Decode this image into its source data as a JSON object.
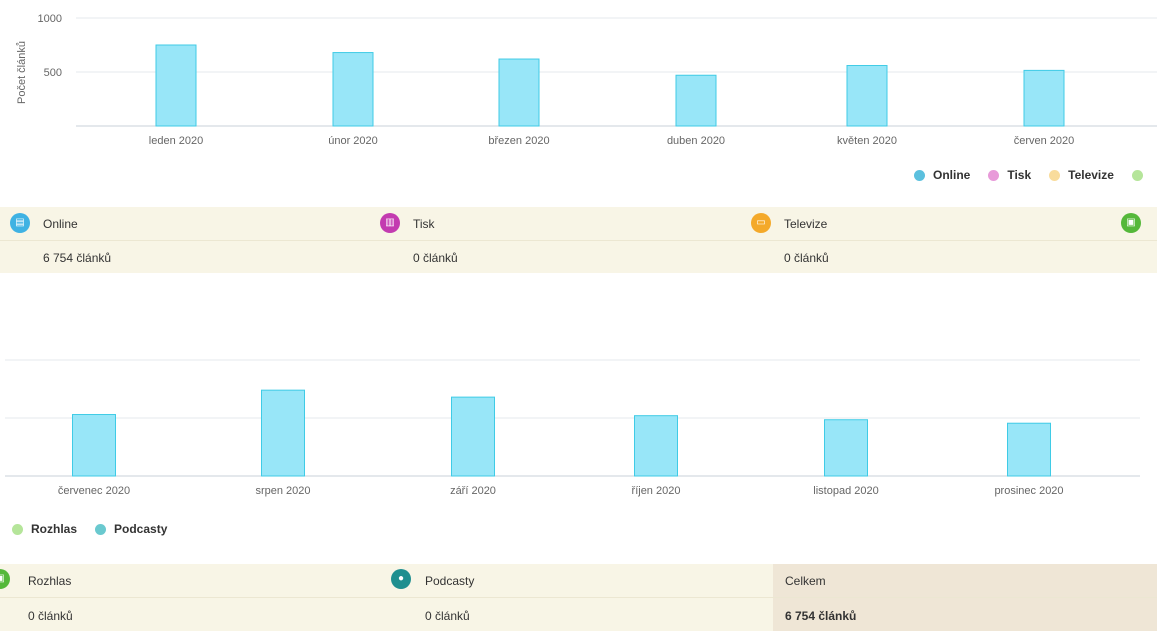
{
  "colors": {
    "Online": "#5bc0de",
    "Tisk": "#e05fbf",
    "Televize": "#f7c25f",
    "Rozhlas": "#9bd86c",
    "Podcasty": "#4fb8b8",
    "bar_fill": "#98e6f8",
    "bar_stroke": "#3fcbe6"
  },
  "chart_data": [
    {
      "type": "bar",
      "ylabel": "Počet článků",
      "ylim": [
        0,
        1000
      ],
      "yticks": [
        500,
        1000
      ],
      "categories": [
        "leden 2020",
        "únor 2020",
        "březen 2020",
        "duben 2020",
        "květen 2020",
        "červen 2020"
      ],
      "series": [
        {
          "name": "Online",
          "values": [
            750,
            680,
            620,
            470,
            560,
            515
          ]
        }
      ],
      "legend": [
        "Online",
        "Tisk",
        "Televize"
      ]
    },
    {
      "type": "bar",
      "ylim": [
        0,
        1000
      ],
      "yticks": [],
      "categories": [
        "červenec 2020",
        "srpen 2020",
        "září 2020",
        "říjen 2020",
        "listopad 2020",
        "prosinec 2020"
      ],
      "series": [
        {
          "name": "Online",
          "values": [
            530,
            740,
            680,
            520,
            485,
            455
          ]
        }
      ],
      "legend": [
        "Rozhlas",
        "Podcasty"
      ]
    }
  ],
  "summary_top": [
    {
      "label": "Online",
      "value": "6 754 článků",
      "icon": "newspaper-icon"
    },
    {
      "label": "Tisk",
      "value": "0 článků",
      "icon": "print-icon"
    },
    {
      "label": "Televize",
      "value": "0 článků",
      "icon": "tv-icon"
    },
    {
      "label": "",
      "value": "",
      "icon": "radio-icon"
    }
  ],
  "summary_bottom": [
    {
      "label": "Rozhlas",
      "value": "0 článků",
      "icon": "radio-icon"
    },
    {
      "label": "Podcasty",
      "value": "0 článků",
      "icon": "microphone-icon"
    },
    {
      "label": "Celkem",
      "value": "6 754 článků"
    }
  ]
}
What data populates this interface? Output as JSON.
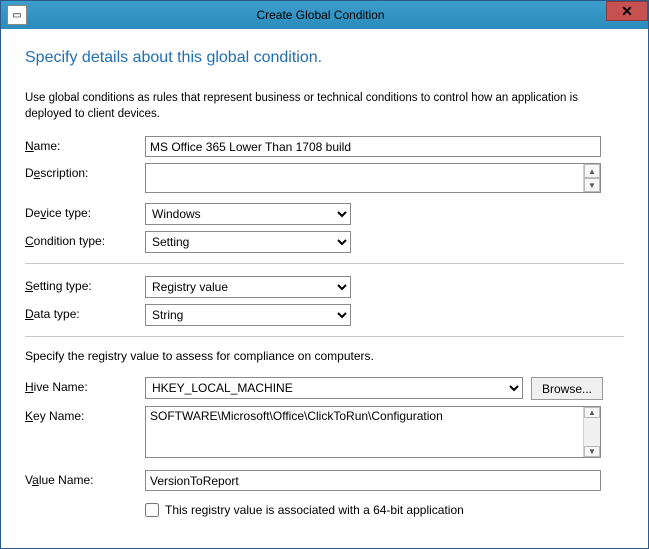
{
  "window": {
    "title": "Create Global Condition"
  },
  "heading": "Specify details about this global condition.",
  "intro": "Use global conditions as rules that represent business or technical conditions to control how an application is deployed to client devices.",
  "labels": {
    "name": "Name:",
    "description": "Description:",
    "deviceType": "Device type:",
    "conditionType": "Condition type:",
    "settingType": "Setting type:",
    "dataType": "Data type:",
    "hiveName": "Hive Name:",
    "keyName": "Key Name:",
    "valueName": "Value Name:"
  },
  "values": {
    "name": "MS Office 365 Lower Than 1708 build",
    "description": "",
    "deviceType": "Windows",
    "conditionType": "Setting",
    "settingType": "Registry value",
    "dataType": "String",
    "hiveName": "HKEY_LOCAL_MACHINE",
    "keyName": "SOFTWARE\\Microsoft\\Office\\ClickToRun\\Configuration",
    "valueName": "VersionToReport"
  },
  "registryIntro": "Specify the registry value to assess for compliance on computers.",
  "browse": "Browse...",
  "checkboxLabel": "This registry value is associated with a 64-bit application",
  "checkboxChecked": false
}
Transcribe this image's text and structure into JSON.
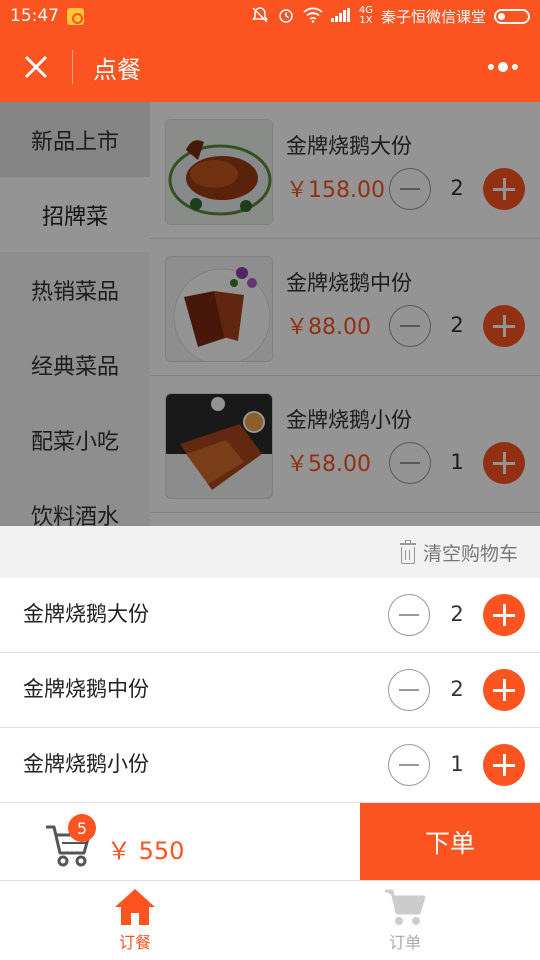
{
  "status_bar": {
    "time": "15:47",
    "network": "4G",
    "network_sub": "1X",
    "carrier": "秦子恒微信课堂"
  },
  "header": {
    "title": "点餐",
    "close_icon": "close-icon",
    "more_icon": "more-icon"
  },
  "categories": [
    {
      "label": "新品上市"
    },
    {
      "label": "招牌菜"
    },
    {
      "label": "热销菜品"
    },
    {
      "label": "经典菜品"
    },
    {
      "label": "配菜小吃"
    },
    {
      "label": "饮料酒水"
    }
  ],
  "active_category": "招牌菜",
  "menu_items": [
    {
      "name": "金牌烧鹅大份",
      "price": "￥158.00",
      "qty": "2"
    },
    {
      "name": "金牌烧鹅中份",
      "price": "￥88.00",
      "qty": "2"
    },
    {
      "name": "金牌烧鹅小份",
      "price": "￥58.00",
      "qty": "1"
    }
  ],
  "cart": {
    "clear_label": "清空购物车",
    "items": [
      {
        "name": "金牌烧鹅大份",
        "qty": "2"
      },
      {
        "name": "金牌烧鹅中份",
        "qty": "2"
      },
      {
        "name": "金牌烧鹅小份",
        "qty": "1"
      }
    ],
    "count": "5",
    "total": "￥ 550",
    "order_button": "下单"
  },
  "tabs": [
    {
      "label": "订餐",
      "icon": "home-icon",
      "active": true
    },
    {
      "label": "订单",
      "icon": "cart-icon",
      "active": false
    }
  ],
  "colors": {
    "accent": "#fb5421"
  }
}
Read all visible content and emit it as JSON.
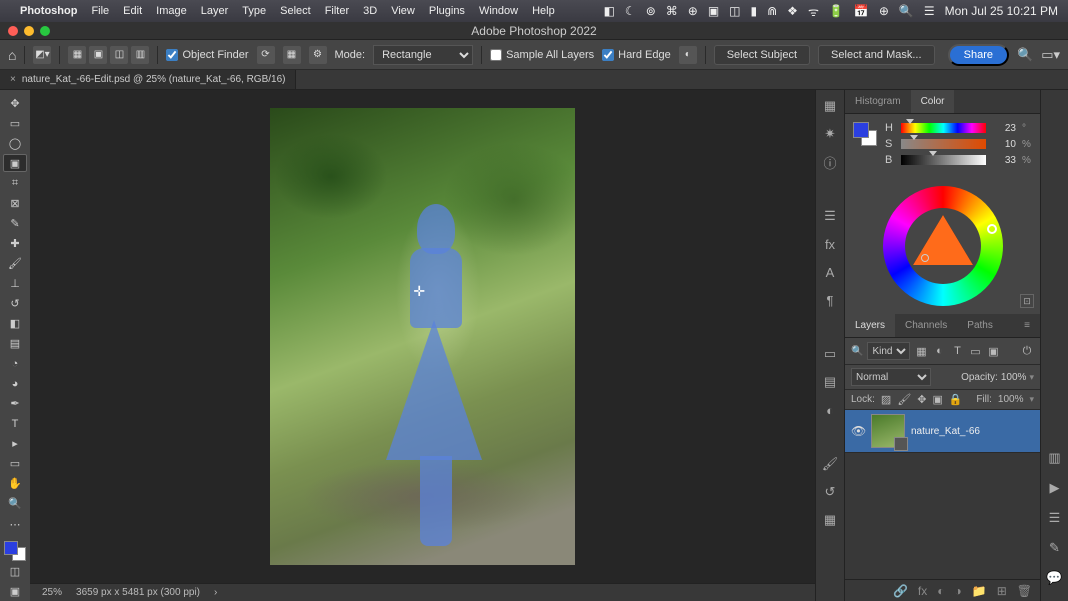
{
  "menubar": {
    "app": "Photoshop",
    "items": [
      "File",
      "Edit",
      "Image",
      "Layer",
      "Type",
      "Select",
      "Filter",
      "3D",
      "View",
      "Plugins",
      "Window",
      "Help"
    ],
    "clock": "Mon Jul 25  10:21 PM"
  },
  "window_title": "Adobe Photoshop 2022",
  "options": {
    "object_finder": "Object Finder",
    "mode_label": "Mode:",
    "mode_value": "Rectangle",
    "sample_all": "Sample All Layers",
    "hard_edge": "Hard Edge",
    "select_subject": "Select Subject",
    "select_and_mask": "Select and Mask...",
    "share": "Share"
  },
  "tab": {
    "label": "nature_Kat_-66-Edit.psd @ 25% (nature_Kat_-66, RGB/16)"
  },
  "status": {
    "zoom": "25%",
    "dims": "3659 px x 5481 px (300 ppi)"
  },
  "panels": {
    "top_tabs": {
      "histogram": "Histogram",
      "color": "Color"
    },
    "hsb": {
      "h": {
        "label": "H",
        "value": "23",
        "unit": "°"
      },
      "s": {
        "label": "S",
        "value": "10",
        "unit": "%"
      },
      "b": {
        "label": "B",
        "value": "33",
        "unit": "%"
      }
    },
    "layers_tabs": {
      "layers": "Layers",
      "channels": "Channels",
      "paths": "Paths"
    },
    "kind_label": "Kind",
    "blend": {
      "mode": "Normal",
      "opacity_label": "Opacity:",
      "opacity": "100%",
      "fill_label": "Fill:",
      "fill": "100%"
    },
    "lock_label": "Lock:",
    "layer_name": "nature_Kat_-66"
  },
  "colors": {
    "foreground": "#2b3fe0",
    "background": "#ffffff"
  }
}
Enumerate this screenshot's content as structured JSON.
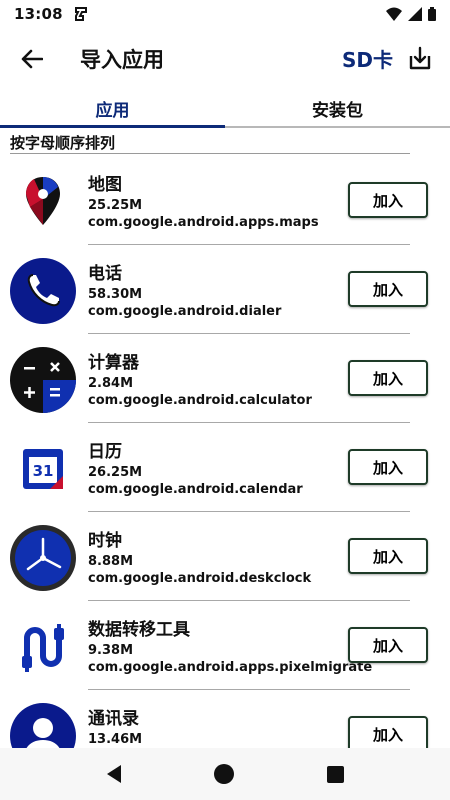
{
  "status_bar": {
    "time": "13:08"
  },
  "app_bar": {
    "title": "导入应用",
    "sd_label": "SD卡"
  },
  "tabs": [
    {
      "label": "应用",
      "active": true
    },
    {
      "label": "安装包",
      "active": false
    }
  ],
  "section_header": "按字母顺序排列",
  "add_label": "加入",
  "apps": [
    {
      "name": "地图",
      "size": "25.25M",
      "package": "com.google.android.apps.maps",
      "icon": "maps-icon"
    },
    {
      "name": "电话",
      "size": "58.30M",
      "package": "com.google.android.dialer",
      "icon": "phone-icon"
    },
    {
      "name": "计算器",
      "size": "2.84M",
      "package": "com.google.android.calculator",
      "icon": "calculator-icon"
    },
    {
      "name": "日历",
      "size": "26.25M",
      "package": "com.google.android.calendar",
      "icon": "calendar-icon"
    },
    {
      "name": "时钟",
      "size": "8.88M",
      "package": "com.google.android.deskclock",
      "icon": "clock-icon"
    },
    {
      "name": "数据转移工具",
      "size": "9.38M",
      "package": "com.google.android.apps.pixelmigrate",
      "icon": "data-transfer-icon"
    },
    {
      "name": "通讯录",
      "size": "13.46M",
      "package": "",
      "icon": "contacts-icon"
    }
  ],
  "colors": {
    "accent": "#0d2a78",
    "button_border": "#1e3b28"
  }
}
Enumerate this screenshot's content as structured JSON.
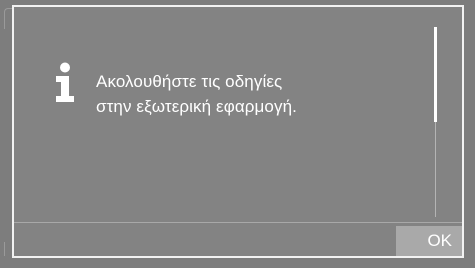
{
  "dialog": {
    "message_lines": [
      "Ακολουθήστε τις οδηγίες",
      "στην εξωτερική εφαρμογή."
    ],
    "icon": "info-icon",
    "ok_label": "OK"
  },
  "colors": {
    "background": "#7d7d7d",
    "dialog_background": "#838383",
    "border": "#f2f2f2",
    "button": "#a9a9a9",
    "text": "#ffffff"
  }
}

+---+

### Task brief:
Show every line from the listing above in which the string "calculator" appears.

### Solved exercise:
      "package": "com.google.android.calculator",
      "icon": "calculator-icon"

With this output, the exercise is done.